Structured figure records:
◆ ◆ ◆ ◆ ◆ ◆ ◆

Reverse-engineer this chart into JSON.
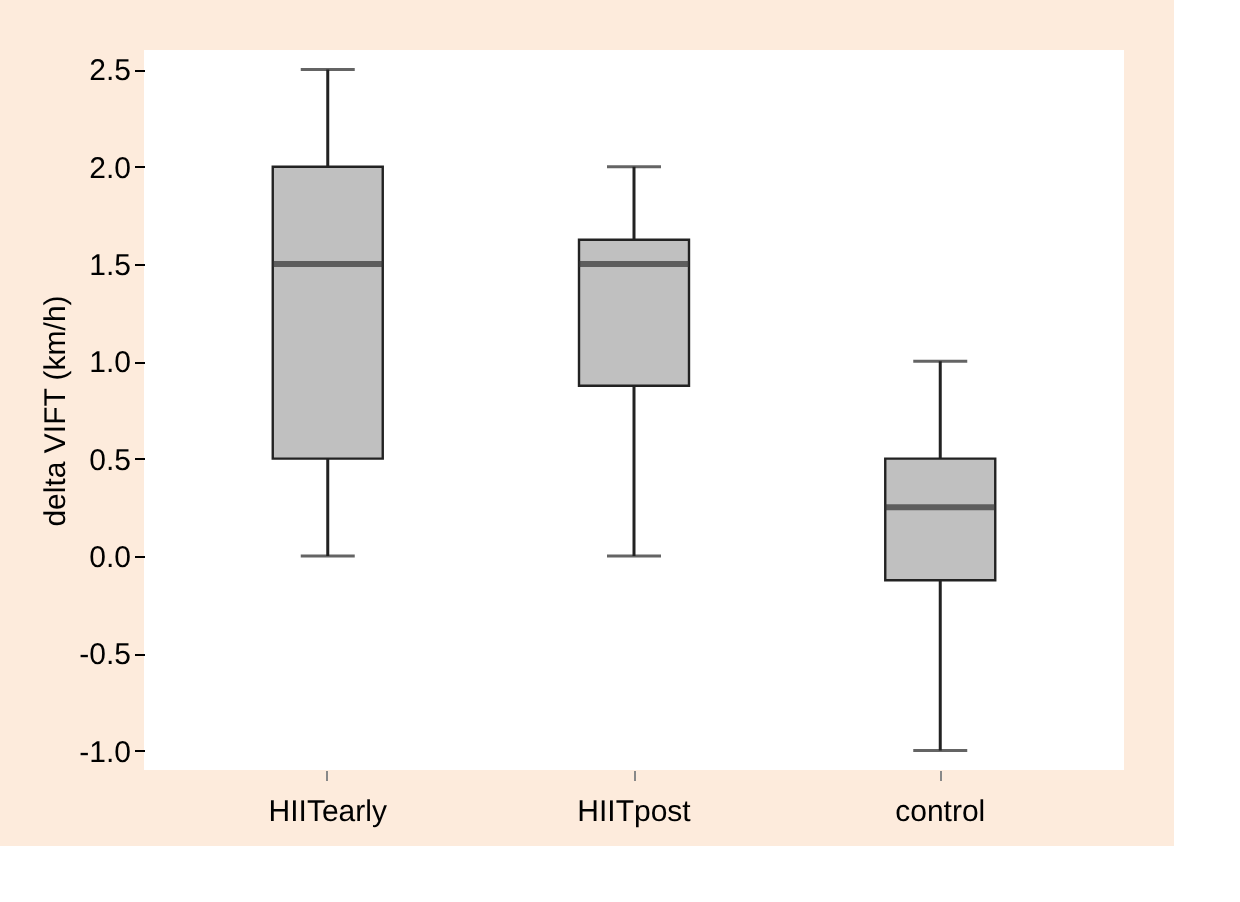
{
  "chart_data": {
    "type": "box",
    "ylabel": "delta VIFT (km/h)",
    "categories": [
      "HIITearly",
      "HIITpost",
      "control"
    ],
    "boxes": [
      {
        "low": 0,
        "q1": 0.5,
        "median": 1.5,
        "q3": 2.0,
        "high": 2.5
      },
      {
        "low": 0,
        "q1": 0.875,
        "median": 1.5,
        "q3": 1.625,
        "high": 2.0
      },
      {
        "low": -1.0,
        "q1": -0.125,
        "median": 0.25,
        "q3": 0.5,
        "high": 1.0
      }
    ],
    "color": "#c0c0c0",
    "ylim": [
      -1.1,
      2.6
    ],
    "yticks": [
      {
        "value": -1.0,
        "label": "-1.0"
      },
      {
        "value": -0.5,
        "label": "-0.5"
      },
      {
        "value": 0.0,
        "label": "0.0"
      },
      {
        "value": 0.5,
        "label": "0.5"
      },
      {
        "value": 1.0,
        "label": "1.0"
      },
      {
        "value": 1.5,
        "label": "1.5"
      },
      {
        "value": 2.0,
        "label": "2.0"
      },
      {
        "value": 2.5,
        "label": "2.5"
      }
    ],
    "grid": false
  }
}
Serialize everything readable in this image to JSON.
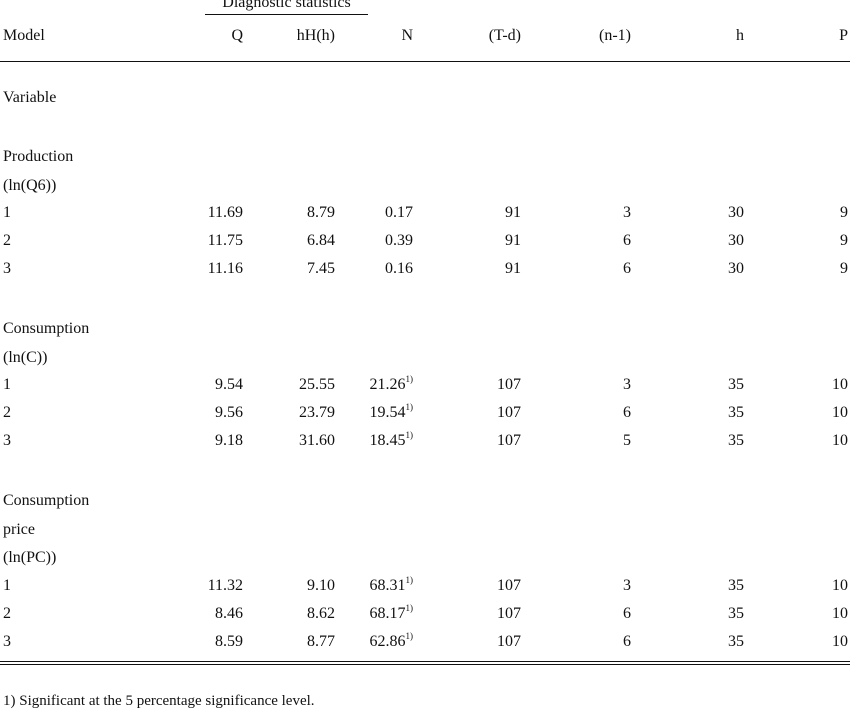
{
  "table": {
    "group_header": "Diagnostic statistics",
    "columns": [
      "Model",
      "Q",
      "hH(h)",
      "N",
      "(T-d)",
      "(n-1)",
      "h",
      "P"
    ],
    "variable_label": "Variable",
    "sections": [
      {
        "label_lines": [
          "Production",
          "(ln(Q6))"
        ],
        "rows": [
          {
            "model": "1",
            "q": "11.69",
            "hh": "8.79",
            "n": "0.17",
            "n_sup": "",
            "td": "91",
            "n1": "3",
            "h": "30",
            "p": "9"
          },
          {
            "model": "2",
            "q": "11.75",
            "hh": "6.84",
            "n": "0.39",
            "n_sup": "",
            "td": "91",
            "n1": "6",
            "h": "30",
            "p": "9"
          },
          {
            "model": "3",
            "q": "11.16",
            "hh": "7.45",
            "n": "0.16",
            "n_sup": "",
            "td": "91",
            "n1": "6",
            "h": "30",
            "p": "9"
          }
        ]
      },
      {
        "label_lines": [
          "Consumption",
          "(ln(C))"
        ],
        "rows": [
          {
            "model": "1",
            "q": "9.54",
            "hh": "25.55",
            "n": "21.26",
            "n_sup": "1)",
            "td": "107",
            "n1": "3",
            "h": "35",
            "p": "10"
          },
          {
            "model": "2",
            "q": "9.56",
            "hh": "23.79",
            "n": "19.54",
            "n_sup": "1)",
            "td": "107",
            "n1": "6",
            "h": "35",
            "p": "10"
          },
          {
            "model": "3",
            "q": "9.18",
            "hh": "31.60",
            "n": "18.45",
            "n_sup": "1)",
            "td": "107",
            "n1": "5",
            "h": "35",
            "p": "10"
          }
        ]
      },
      {
        "label_lines": [
          "Consumption",
          "price",
          "(ln(PC))"
        ],
        "rows": [
          {
            "model": "1",
            "q": "11.32",
            "hh": "9.10",
            "n": "68.31",
            "n_sup": "1)",
            "td": "107",
            "n1": "3",
            "h": "35",
            "p": "10"
          },
          {
            "model": "2",
            "q": "8.46",
            "hh": "8.62",
            "n": "68.17",
            "n_sup": "1)",
            "td": "107",
            "n1": "6",
            "h": "35",
            "p": "10"
          },
          {
            "model": "3",
            "q": "8.59",
            "hh": "8.77",
            "n": "62.86",
            "n_sup": "1)",
            "td": "107",
            "n1": "6",
            "h": "35",
            "p": "10"
          }
        ]
      }
    ],
    "footnote": "1) Significant at the 5 percentage significance level."
  }
}
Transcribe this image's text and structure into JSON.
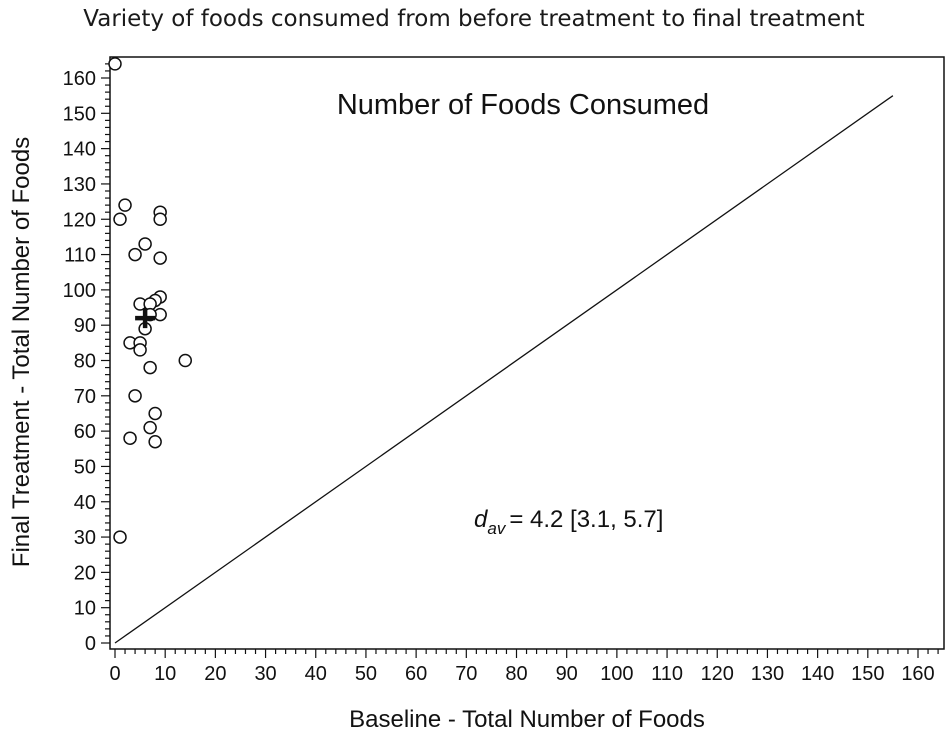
{
  "chart_data": {
    "type": "scatter",
    "title": "Variety of foods consumed from before treatment to final treatment",
    "inner_title": "Number of Foods Consumed",
    "xlabel": "Baseline - Total Number of Foods",
    "ylabel": "Final Treatment - Total Number of Foods",
    "xlim": [
      0,
      165
    ],
    "ylim": [
      0,
      165
    ],
    "xticks": [
      0,
      10,
      20,
      30,
      40,
      50,
      60,
      70,
      80,
      90,
      100,
      110,
      120,
      130,
      140,
      150,
      160
    ],
    "yticks": [
      0,
      10,
      20,
      30,
      40,
      50,
      60,
      70,
      80,
      90,
      100,
      110,
      120,
      130,
      140,
      150,
      160
    ],
    "grid": false,
    "identity_line": {
      "from": [
        0,
        0
      ],
      "to": [
        155,
        155
      ]
    },
    "points": [
      {
        "x": 0,
        "y": 164
      },
      {
        "x": 2,
        "y": 124
      },
      {
        "x": 1,
        "y": 120
      },
      {
        "x": 9,
        "y": 122
      },
      {
        "x": 9,
        "y": 120
      },
      {
        "x": 6,
        "y": 113
      },
      {
        "x": 4,
        "y": 110
      },
      {
        "x": 9,
        "y": 109
      },
      {
        "x": 9,
        "y": 98
      },
      {
        "x": 8,
        "y": 97
      },
      {
        "x": 5,
        "y": 96
      },
      {
        "x": 7,
        "y": 96
      },
      {
        "x": 9,
        "y": 93
      },
      {
        "x": 7,
        "y": 93
      },
      {
        "x": 6,
        "y": 89
      },
      {
        "x": 3,
        "y": 85
      },
      {
        "x": 5,
        "y": 85
      },
      {
        "x": 5,
        "y": 83
      },
      {
        "x": 14,
        "y": 80
      },
      {
        "x": 7,
        "y": 78
      },
      {
        "x": 4,
        "y": 70
      },
      {
        "x": 8,
        "y": 65
      },
      {
        "x": 7,
        "y": 61
      },
      {
        "x": 3,
        "y": 58
      },
      {
        "x": 8,
        "y": 57
      },
      {
        "x": 1,
        "y": 30
      }
    ],
    "mean_marker": {
      "x": 6,
      "y": 92
    },
    "annotation": {
      "symbol": "d",
      "subscript": "av",
      "text": "= 4.2 [3.1, 5.7]"
    },
    "colors": {
      "ink": "#111111",
      "point_fill": "#ffffff"
    }
  }
}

◆ ◆ ◆ ◆ ◆ ◆ ◆

**What is required:**
The pictures in the entries should be left out; output everything else exactly.

**Correct response:**
Reverse-engineer this chart into JSON.
{
  "chart_data": {
    "type": "box",
    "ylabel": "delta VIFT (km/h)",
    "categories": [
      "HIITearly",
      "HIITpost",
      "control"
    ],
    "boxes": [
      {
        "low": 0,
        "q1": 0.5,
        "median": 1.5,
        "q3": 2.0,
        "high": 2.5
      },
      {
        "low": 0,
        "q1": 0.875,
        "median": 1.5,
        "q3": 1.625,
        "high": 2.0
      },
      {
        "low": -1.0,
        "q1": -0.125,
        "median": 0.25,
        "q3": 0.5,
        "high": 1.0
      }
    ],
    "color": "#c0c0c0",
    "ylim": [
      -1.1,
      2.6
    ],
    "yticks": [
      {
        "value": -1.0,
        "label": "-1.0"
      },
      {
        "value": -0.5,
        "label": "-0.5"
      },
      {
        "value": 0.0,
        "label": "0.0"
      },
      {
        "value": 0.5,
        "label": "0.5"
      },
      {
        "value": 1.0,
        "label": "1.0"
      },
      {
        "value": 1.5,
        "label": "1.5"
      },
      {
        "value": 2.0,
        "label": "2.0"
      },
      {
        "value": 2.5,
        "label": "2.5"
      }
    ],
    "grid": false
  }
}
Serialize everything readable in this image to JSON.
{
  "table": {
    "group_header": "Diagnostic statistics",
    "columns": [
      "Model",
      "Q",
      "hH(h)",
      "N",
      "(T-d)",
      "(n-1)",
      "h",
      "P"
    ],
    "variable_label": "Variable",
    "sections": [
      {
        "label_lines": [
          "Production",
          "(ln(Q6))"
        ],
        "rows": [
          {
            "model": "1",
            "q": "11.69",
            "hh": "8.79",
            "n": "0.17",
            "n_sup": "",
            "td": "91",
            "n1": "3",
            "h": "30",
            "p": "9"
          },
          {
            "model": "2",
            "q": "11.75",
            "hh": "6.84",
            "n": "0.39",
            "n_sup": "",
            "td": "91",
            "n1": "6",
            "h": "30",
            "p": "9"
          },
          {
            "model": "3",
            "q": "11.16",
            "hh": "7.45",
            "n": "0.16",
            "n_sup": "",
            "td": "91",
            "n1": "6",
            "h": "30",
            "p": "9"
          }
        ]
      },
      {
        "label_lines": [
          "Consumption",
          "(ln(C))"
        ],
        "rows": [
          {
            "model": "1",
            "q": "9.54",
            "hh": "25.55",
            "n": "21.26",
            "n_sup": "1)",
            "td": "107",
            "n1": "3",
            "h": "35",
            "p": "10"
          },
          {
            "model": "2",
            "q": "9.56",
            "hh": "23.79",
            "n": "19.54",
            "n_sup": "1)",
            "td": "107",
            "n1": "6",
            "h": "35",
            "p": "10"
          },
          {
            "model": "3",
            "q": "9.18",
            "hh": "31.60",
            "n": "18.45",
            "n_sup": "1)",
            "td": "107",
            "n1": "5",
            "h": "35",
            "p": "10"
          }
        ]
      },
      {
        "label_lines": [
          "Consumption",
          "price",
          "(ln(PC))"
        ],
        "rows": [
          {
            "model": "1",
            "q": "11.32",
            "hh": "9.10",
            "n": "68.31",
            "n_sup": "1)",
            "td": "107",
            "n1": "3",
            "h": "35",
            "p": "10"
          },
          {
            "model": "2",
            "q": "8.46",
            "hh": "8.62",
            "n": "68.17",
            "n_sup": "1)",
            "td": "107",
            "n1": "6",
            "h": "35",
            "p": "10"
          },
          {
            "model": "3",
            "q": "8.59",
            "hh": "8.77",
            "n": "62.86",
            "n_sup": "1)",
            "td": "107",
            "n1": "6",
            "h": "35",
            "p": "10"
          }
        ]
      }
    ],
    "footnote": "1) Significant at the 5 percentage significance level."
  }
}
Transcribe this image's text and structure into JSON.
{
  "chart_data": {
    "type": "scatter",
    "title": "Variety of foods consumed from before treatment to final treatment",
    "inner_title": "Number of Foods Consumed",
    "xlabel": "Baseline - Total Number of Foods",
    "ylabel": "Final Treatment - Total Number of Foods",
    "xlim": [
      0,
      165
    ],
    "ylim": [
      0,
      165
    ],
    "xticks": [
      0,
      10,
      20,
      30,
      40,
      50,
      60,
      70,
      80,
      90,
      100,
      110,
      120,
      130,
      140,
      150,
      160
    ],
    "yticks": [
      0,
      10,
      20,
      30,
      40,
      50,
      60,
      70,
      80,
      90,
      100,
      110,
      120,
      130,
      140,
      150,
      160
    ],
    "grid": false,
    "identity_line": {
      "from": [
        0,
        0
      ],
      "to": [
        155,
        155
      ]
    },
    "points": [
      {
        "x": 0,
        "y": 164
      },
      {
        "x": 2,
        "y": 124
      },
      {
        "x": 1,
        "y": 120
      },
      {
        "x": 9,
        "y": 122
      },
      {
        "x": 9,
        "y": 120
      },
      {
        "x": 6,
        "y": 113
      },
      {
        "x": 4,
        "y": 110
      },
      {
        "x": 9,
        "y": 109
      },
      {
        "x": 9,
        "y": 98
      },
      {
        "x": 8,
        "y": 97
      },
      {
        "x": 5,
        "y": 96
      },
      {
        "x": 7,
        "y": 96
      },
      {
        "x": 9,
        "y": 93
      },
      {
        "x": 7,
        "y": 93
      },
      {
        "x": 6,
        "y": 89
      },
      {
        "x": 3,
        "y": 85
      },
      {
        "x": 5,
        "y": 85
      },
      {
        "x": 5,
        "y": 83
      },
      {
        "x": 14,
        "y": 80
      },
      {
        "x": 7,
        "y": 78
      },
      {
        "x": 4,
        "y": 70
      },
      {
        "x": 8,
        "y": 65
      },
      {
        "x": 7,
        "y": 61
      },
      {
        "x": 3,
        "y": 58
      },
      {
        "x": 8,
        "y": 57
      },
      {
        "x": 1,
        "y": 30
      }
    ],
    "mean_marker": {
      "x": 6,
      "y": 92
    },
    "annotation": {
      "symbol": "d",
      "subscript": "av",
      "text": "= 4.2 [3.1, 5.7]"
    },
    "colors": {
      "ink": "#111111",
      "point_fill": "#ffffff"
    }
  }
}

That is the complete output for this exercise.